• _STATED EXERCISE_
Copy out lines with the word "utländska" from the material that follows.

Collection entries
>> begin
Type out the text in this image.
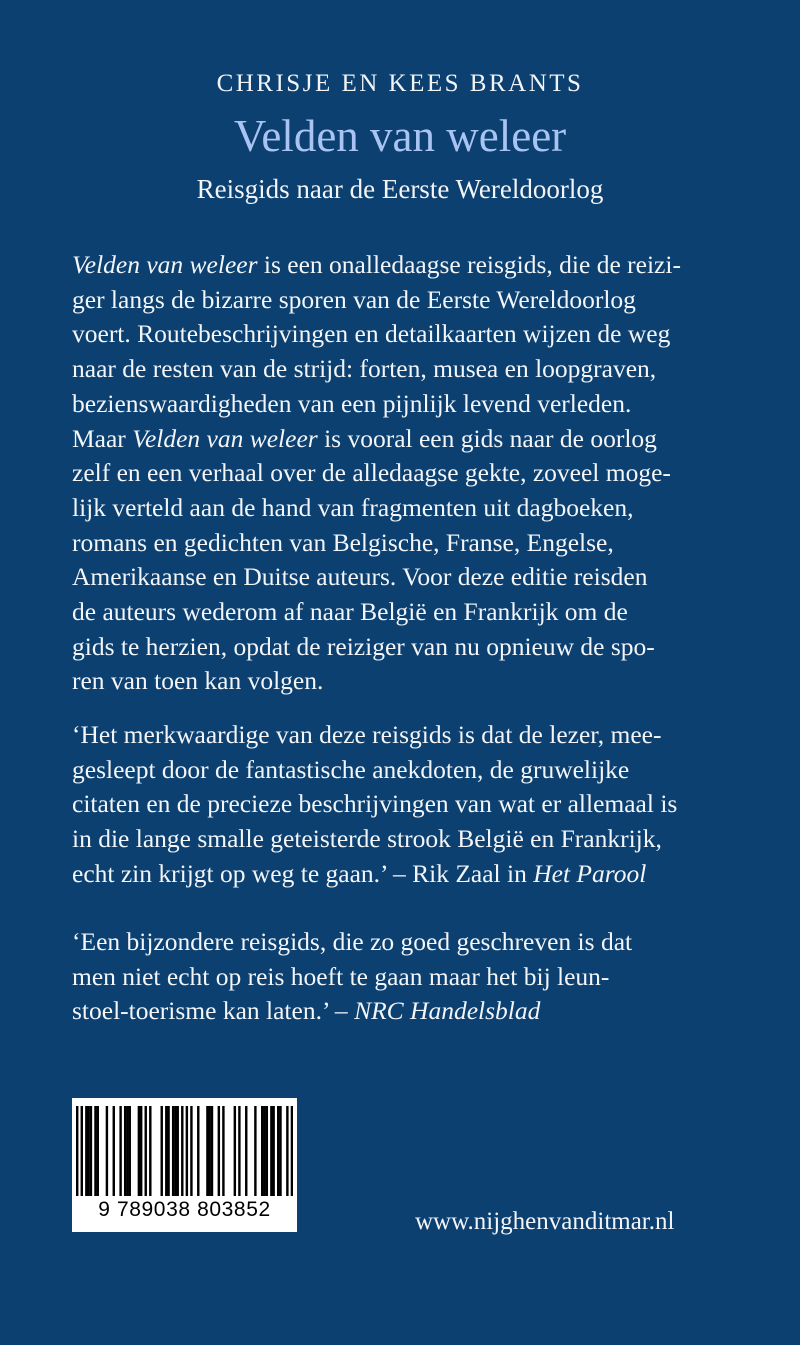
CHRISJE EN KEES BRANTS
Velden van weleer
Reisgids naar de Eerste Wereldoorlog
Velden van weleer is een onalledaagse reisgids, die de reizi-
ger langs de bizarre sporen van de Eerste Wereldoorlog
voert. Routebeschrijvingen en detailkaarten wijzen de weg
naar de resten van de strijd: forten, musea en loopgraven,
bezienswaardigheden van een pijnlijk levend verleden.
Maar Velden van weleer is vooral een gids naar de oorlog
zelf en een verhaal over de alledaagse gekte, zoveel moge-
lijk verteld aan de hand van fragmenten uit dagboeken,
romans en gedichten van Belgische, Franse, Engelse,
Amerikaanse en Duitse auteurs. Voor deze editie reisden
de auteurs wederom af naar België en Frankrijk om de
gids te herzien, opdat de reiziger van nu opnieuw de spo-
ren van toen kan volgen.
‘Het merkwaardige van deze reisgids is dat de lezer, mee-
gesleept door de fantastische anekdoten, de gruwelijke
citaten en de precieze beschrijvingen van wat er allemaal is
in die lange smalle geteisterde strook België en Frankrijk,
echt zin krijgt op weg te gaan.’ – Rik Zaal in Het Parool
‘Een bijzondere reisgids, die zo goed geschreven is dat
men niet echt op reis hoeft te gaan maar het bij leun-
stoel-toerisme kan laten.’ – NRC Handelsblad
9 789038 803852	www.nijghenvanditmar.nl
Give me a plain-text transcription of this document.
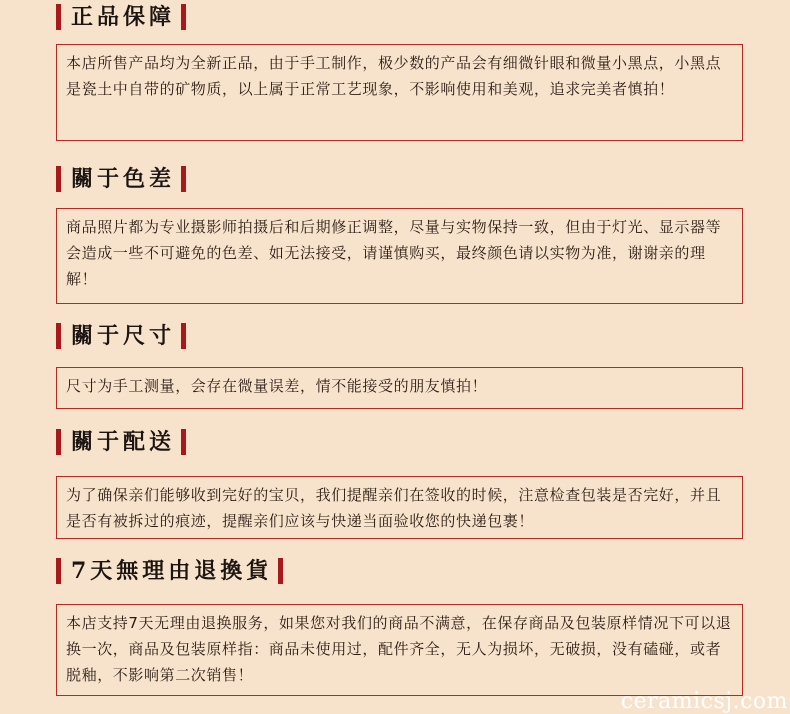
正品保障
本店所售产品均为全新正品，由于手工制作，极少数的产品会有细微针眼和微量小黑点，小黑点是瓷土中自带的矿物质，以上属于正常工艺现象，不影响使用和美观，追求完美者慎拍！
關于色差
商品照片都为专业摄影师拍摄后和后期修正调整，尽量与实物保持一致，但由于灯光、显示器等会造成一些不可避免的色差、如无法接受，请谨慎购买，最终颜色请以实物为准，谢谢亲的理解！
關于尺寸
尺寸为手工测量，会存在微量误差，情不能接受的朋友慎拍！
關于配送
为了确保亲们能够收到完好的宝贝，我们提醒亲们在签收的时候，注意检查包装是否完好，并且是否有被拆过的痕迹，提醒亲们应该与快递当面验收您的快递包裹！
7天無理由退換貨
本店支持7天无理由退换服务，如果您对我们的商品不满意，在保存商品及包装原样情况下可以退换一次，商品及包装原样指：商品未使用过，配件齐全，无人为损坏，无破损，没有磕碰，或者脱釉，不影响第二次销售！
ceramicsj.com
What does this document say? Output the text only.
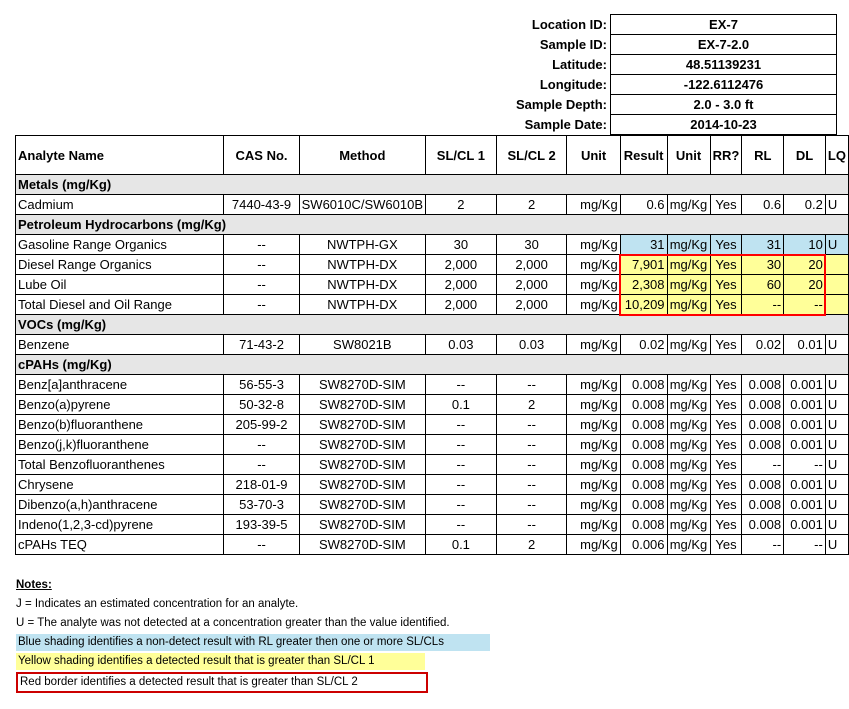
Location ID:	EX-7
Sample ID:	EX-7-2.0
Latitude:	48.51139231
Longitude:	-122.6112476
Sample Depth:	2.0 - 3.0 ft
Sample Date:	2014-10-23
Analyte Name	CAS No.	Method	SL/CL 1	SL/CL 2	Unit	Result	Unit	RR?	RL	DL	LQ
Metals (mg/Kg)											
Cadmium	7440-43-9	SW6010C/SW6010B	2	2	mg/Kg	0.6	mg/Kg	Yes	0.6	0.2	U
Petroleum Hydrocarbons (mg/Kg)											
Gasoline Range Organics	--	NWTPH-GX	30	30	mg/Kg	31	mg/Kg	Yes	31	10	U
Diesel Range Organics	--	NWTPH-DX	2,000	2,000	mg/Kg	7,901	mg/Kg	Yes	30	20	
Lube Oil	--	NWTPH-DX	2,000	2,000	mg/Kg	2,308	mg/Kg	Yes	60	20	
Total Diesel and Oil Range	--	NWTPH-DX	2,000	2,000	mg/Kg	10,209	mg/Kg	Yes	--	--	
VOCs (mg/Kg)											
Benzene	71-43-2	SW8021B	0.03	0.03	mg/Kg	0.02	mg/Kg	Yes	0.02	0.01	U
cPAHs (mg/Kg)											
Benz[a]anthracene	56-55-3	SW8270D-SIM	--	--	mg/Kg	0.008	mg/Kg	Yes	0.008	0.001	U
Benzo(a)pyrene	50-32-8	SW8270D-SIM	0.1	2	mg/Kg	0.008	mg/Kg	Yes	0.008	0.001	U
Benzo(b)fluoranthene	205-99-2	SW8270D-SIM	--	--	mg/Kg	0.008	mg/Kg	Yes	0.008	0.001	U
Benzo(j,k)fluoranthene	--	SW8270D-SIM	--	--	mg/Kg	0.008	mg/Kg	Yes	0.008	0.001	U
Total Benzofluoranthenes	--	SW8270D-SIM	--	--	mg/Kg	0.008	mg/Kg	Yes	--	--	U
Chrysene	218-01-9	SW8270D-SIM	--	--	mg/Kg	0.008	mg/Kg	Yes	0.008	0.001	U
Dibenzo(a,h)anthracene	53-70-3	SW8270D-SIM	--	--	mg/Kg	0.008	mg/Kg	Yes	0.008	0.001	U
Indeno(1,2,3-cd)pyrene	193-39-5	SW8270D-SIM	--	--	mg/Kg	0.008	mg/Kg	Yes	0.008	0.001	U
cPAHs TEQ	--	SW8270D-SIM	0.1	2	mg/Kg	0.006	mg/Kg	Yes	--	--	U
Notes:
J = Indicates an estimated concentration for an analyte.
U = The analyte was not detected at a concentration greater than the value identified.
Blue shading identifies a non-detect result with RL greater then one or more SL/CLs
Yellow shading identifies a detected result that is greater than SL/CL 1
Red border identifies a detected result that is greater than SL/CL 2
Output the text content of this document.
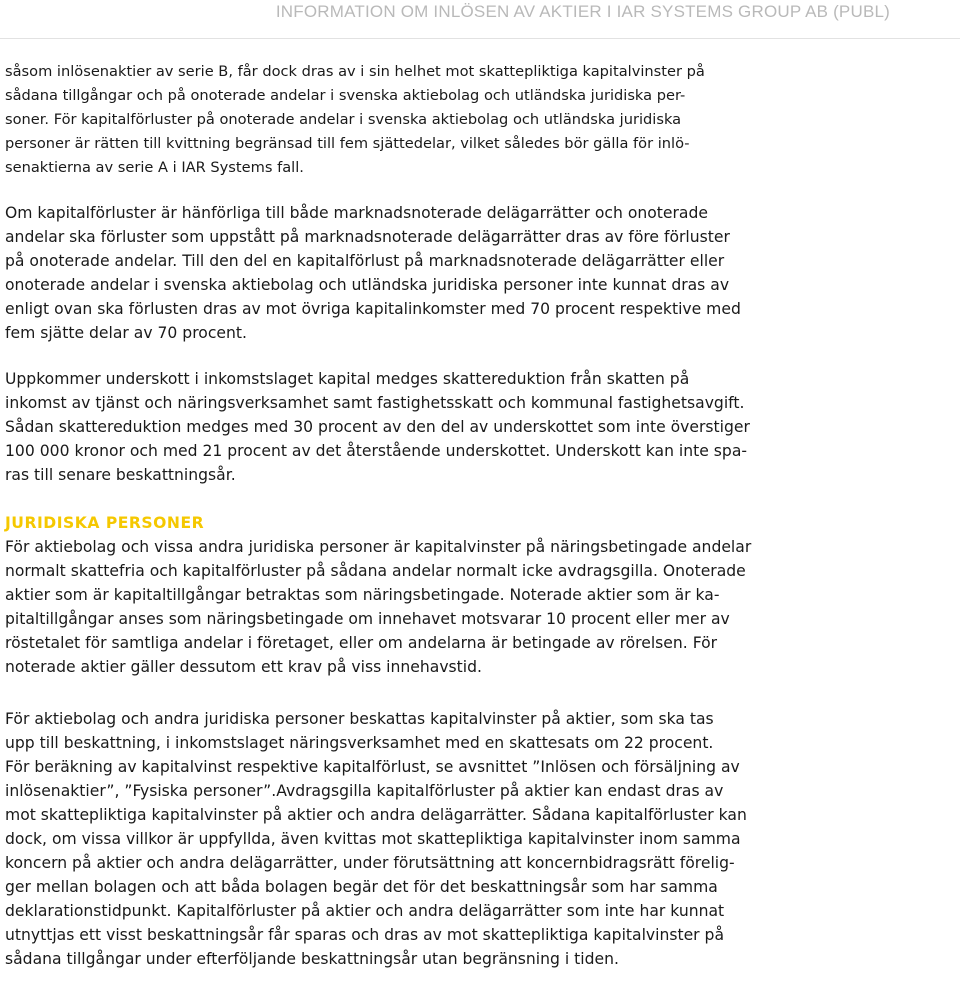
INFORMATION OM INLÖSEN AV AKTIER I IAR SYSTEMS GROUP AB (PUBL)
såsom inlösenaktier av serie B, får dock dras av i sin helhet mot skattepliktiga kapitalvinster på
sådana tillgångar och på onoterade andelar i svenska aktiebolag och utländska juridiska per-
soner. För kapitalförluster på onoterade andelar i svenska aktiebolag och utländska juridiska
personer är rätten till kvittning begränsad till fem sjättedelar, vilket således bör gälla för inlö-
senaktierna av serie A i IAR Systems fall.
Om kapitalförluster är hänförliga till både marknadsnoterade delägarrätter och onoterade
andelar ska förluster som uppstått på marknadsnoterade delägarrätter dras av före förluster
på onoterade andelar. Till den del en kapitalförlust på marknadsnoterade delägarrätter eller
onoterade andelar i svenska aktiebolag och utländska juridiska personer inte kunnat dras av
enligt ovan ska förlusten dras av mot övriga kapitalinkomster med 70 procent respektive med
fem sjätte delar av 70 procent.
Uppkommer underskott i inkomstslaget kapital medges skattereduktion från skatten på
inkomst av tjänst och näringsverksamhet samt fastighetsskatt och kommunal fastighetsavgift.
Sådan skattereduktion medges med 30 procent av den del av underskottet som inte överstiger
100 000 kronor och med 21 procent av det återstående underskottet. Underskott kan inte spa-
ras till senare beskattningsår.
JURIDISKA PERSONER
För aktiebolag och vissa andra juridiska personer är kapitalvinster på näringsbetingade andelar
normalt skattefria och kapitalförluster på sådana andelar normalt icke avdragsgilla. Onoterade
aktier som är kapitaltillgångar betraktas som näringsbetingade. Noterade aktier som är ka-
pitaltillgångar anses som näringsbetingade om innehavet motsvarar 10 procent eller mer av
röstetalet för samtliga andelar i företaget, eller om andelarna är betingade av rörelsen. För
noterade aktier gäller dessutom ett krav på viss innehavstid.
För aktiebolag och andra juridiska personer beskattas kapitalvinster på aktier, som ska tas
upp till beskattning, i inkomstslaget näringsverksamhet med en skattesats om 22 procent.
För beräkning av kapitalvinst respektive kapitalförlust, se avsnittet ”Inlösen och försäljning av
inlösenaktier”, ”Fysiska personer”.Avdragsgilla kapitalförluster på aktier kan endast dras av
mot skattepliktiga kapitalvinster på aktier och andra delägarrätter. Sådana kapitalförluster kan
dock, om vissa villkor är uppfyllda, även kvittas mot skattepliktiga kapitalvinster inom samma
koncern på aktier och andra delägarrätter, under förutsättning att koncernbidragsrätt förelig-
ger mellan bolagen och att båda bolagen begär det för det beskattningsår som har samma
deklarationstidpunkt. Kapitalförluster på aktier och andra delägarrätter som inte har kunnat
utnyttjas ett visst beskattningsår får sparas och dras av mot skattepliktiga kapitalvinster på
sådana tillgångar under efterföljande beskattningsår utan begränsning i tiden.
>> end
• _WRITTEN ANSWER_
sådana tillgångar och på onoterade andelar i svenska aktiebolag och utländska juridiska per-
soner. För kapitalförluster på onoterade andelar i svenska aktiebolag och utländska juridiska
onoterade andelar i svenska aktiebolag och utländska juridiska personer inte kunnat dras av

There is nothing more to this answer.